#### SHORT TASK:
Return the full material exactly.

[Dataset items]
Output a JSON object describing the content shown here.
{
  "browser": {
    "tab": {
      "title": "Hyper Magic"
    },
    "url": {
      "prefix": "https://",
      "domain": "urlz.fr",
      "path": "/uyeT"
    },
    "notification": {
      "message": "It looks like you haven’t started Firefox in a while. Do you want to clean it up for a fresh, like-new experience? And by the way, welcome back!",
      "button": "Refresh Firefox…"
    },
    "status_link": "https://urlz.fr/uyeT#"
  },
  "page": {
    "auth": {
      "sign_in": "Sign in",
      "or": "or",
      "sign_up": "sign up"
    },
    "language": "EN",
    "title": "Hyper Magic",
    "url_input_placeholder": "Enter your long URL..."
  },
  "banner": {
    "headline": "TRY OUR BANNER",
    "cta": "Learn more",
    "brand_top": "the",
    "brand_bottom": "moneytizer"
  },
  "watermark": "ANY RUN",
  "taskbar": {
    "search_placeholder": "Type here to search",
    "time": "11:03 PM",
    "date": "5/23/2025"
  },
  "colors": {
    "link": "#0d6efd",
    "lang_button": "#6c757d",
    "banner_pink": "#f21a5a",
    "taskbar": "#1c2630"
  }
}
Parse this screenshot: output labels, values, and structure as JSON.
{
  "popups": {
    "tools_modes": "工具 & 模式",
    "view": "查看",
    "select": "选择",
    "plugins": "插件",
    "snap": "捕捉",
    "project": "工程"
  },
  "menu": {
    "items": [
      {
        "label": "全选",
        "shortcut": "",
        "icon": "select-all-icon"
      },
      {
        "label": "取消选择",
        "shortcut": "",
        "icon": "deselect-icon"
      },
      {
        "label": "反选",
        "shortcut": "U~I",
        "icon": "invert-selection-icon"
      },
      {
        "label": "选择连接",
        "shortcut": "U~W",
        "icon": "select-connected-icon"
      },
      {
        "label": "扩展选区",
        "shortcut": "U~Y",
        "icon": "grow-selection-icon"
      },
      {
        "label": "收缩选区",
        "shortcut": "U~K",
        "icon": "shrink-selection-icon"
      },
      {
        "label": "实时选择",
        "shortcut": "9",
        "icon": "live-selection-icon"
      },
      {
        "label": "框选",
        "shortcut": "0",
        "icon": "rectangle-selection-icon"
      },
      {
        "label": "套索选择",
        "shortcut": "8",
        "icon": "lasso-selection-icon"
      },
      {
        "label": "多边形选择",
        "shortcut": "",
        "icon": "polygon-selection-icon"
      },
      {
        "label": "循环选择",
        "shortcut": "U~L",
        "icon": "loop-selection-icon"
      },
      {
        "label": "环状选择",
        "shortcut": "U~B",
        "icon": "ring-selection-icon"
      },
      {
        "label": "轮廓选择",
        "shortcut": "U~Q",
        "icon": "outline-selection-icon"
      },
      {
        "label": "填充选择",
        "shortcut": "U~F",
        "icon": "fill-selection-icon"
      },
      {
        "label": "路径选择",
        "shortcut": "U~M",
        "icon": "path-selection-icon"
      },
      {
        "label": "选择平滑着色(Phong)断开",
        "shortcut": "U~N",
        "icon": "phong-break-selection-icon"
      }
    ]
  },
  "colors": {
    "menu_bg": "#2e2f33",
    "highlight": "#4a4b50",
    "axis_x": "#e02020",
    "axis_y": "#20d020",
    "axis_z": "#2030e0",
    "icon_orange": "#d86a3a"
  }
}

#### THE ANSWER:
Output a JSON object describing the content shown here.
{
  "browser": {
    "tab": {
      "title": "Hyper Magic"
    },
    "url": {
      "prefix": "https://",
      "domain": "urlz.fr",
      "path": "/uyeT"
    },
    "notification": {
      "message": "It looks like you haven’t started Firefox in a while. Do you want to clean it up for a fresh, like-new experience? And by the way, welcome back!",
      "button": "Refresh Firefox…"
    },
    "status_link": "https://urlz.fr/uyeT#"
  },
  "page": {
    "auth": {
      "sign_in": "Sign in",
      "or": "or",
      "sign_up": "sign up"
    },
    "language": "EN",
    "title": "Hyper Magic",
    "url_input_placeholder": "Enter your long URL..."
  },
  "banner": {
    "headline": "TRY OUR BANNER",
    "cta": "Learn more",
    "brand_top": "the",
    "brand_bottom": "moneytizer"
  },
  "watermark": "ANY RUN",
  "taskbar": {
    "search_placeholder": "Type here to search",
    "time": "11:03 PM",
    "date": "5/23/2025"
  },
  "colors": {
    "link": "#0d6efd",
    "lang_button": "#6c757d",
    "banner_pink": "#f21a5a",
    "taskbar": "#1c2630"
  }
}
Parse this screenshot: output labels, values, and structure as JSON.
{
  "popups": {
    "tools_modes": "工具 & 模式",
    "view": "查看",
    "select": "选择",
    "plugins": "插件",
    "snap": "捕捉",
    "project": "工程"
  },
  "menu": {
    "items": [
      {
        "label": "全选",
        "shortcut": "",
        "icon": "select-all-icon"
      },
      {
        "label": "取消选择",
        "shortcut": "",
        "icon": "deselect-icon"
      },
      {
        "label": "反选",
        "shortcut": "U~I",
        "icon": "invert-selection-icon"
      },
      {
        "label": "选择连接",
        "shortcut": "U~W",
        "icon": "select-connected-icon"
      },
      {
        "label": "扩展选区",
        "shortcut": "U~Y",
        "icon": "grow-selection-icon"
      },
      {
        "label": "收缩选区",
        "shortcut": "U~K",
        "icon": "shrink-selection-icon"
      },
      {
        "label": "实时选择",
        "shortcut": "9",
        "icon": "live-selection-icon"
      },
      {
        "label": "框选",
        "shortcut": "0",
        "icon": "rectangle-selection-icon"
      },
      {
        "label": "套索选择",
        "shortcut": "8",
        "icon": "lasso-selection-icon"
      },
      {
        "label": "多边形选择",
        "shortcut": "",
        "icon": "polygon-selection-icon"
      },
      {
        "label": "循环选择",
        "shortcut": "U~L",
        "icon": "loop-selection-icon"
      },
      {
        "label": "环状选择",
        "shortcut": "U~B",
        "icon": "ring-selection-icon"
      },
      {
        "label": "轮廓选择",
        "shortcut": "U~Q",
        "icon": "outline-selection-icon"
      },
      {
        "label": "填充选择",
        "shortcut": "U~F",
        "icon": "fill-selection-icon"
      },
      {
        "label": "路径选择",
        "shortcut": "U~M",
        "icon": "path-selection-icon"
      },
      {
        "label": "选择平滑着色(Phong)断开",
        "shortcut": "U~N",
        "icon": "phong-break-selection-icon"
      }
    ]
  },
  "colors": {
    "menu_bg": "#2e2f33",
    "highlight": "#4a4b50",
    "axis_x": "#e02020",
    "axis_y": "#20d020",
    "axis_z": "#2030e0",
    "icon_orange": "#d86a3a"
  }
}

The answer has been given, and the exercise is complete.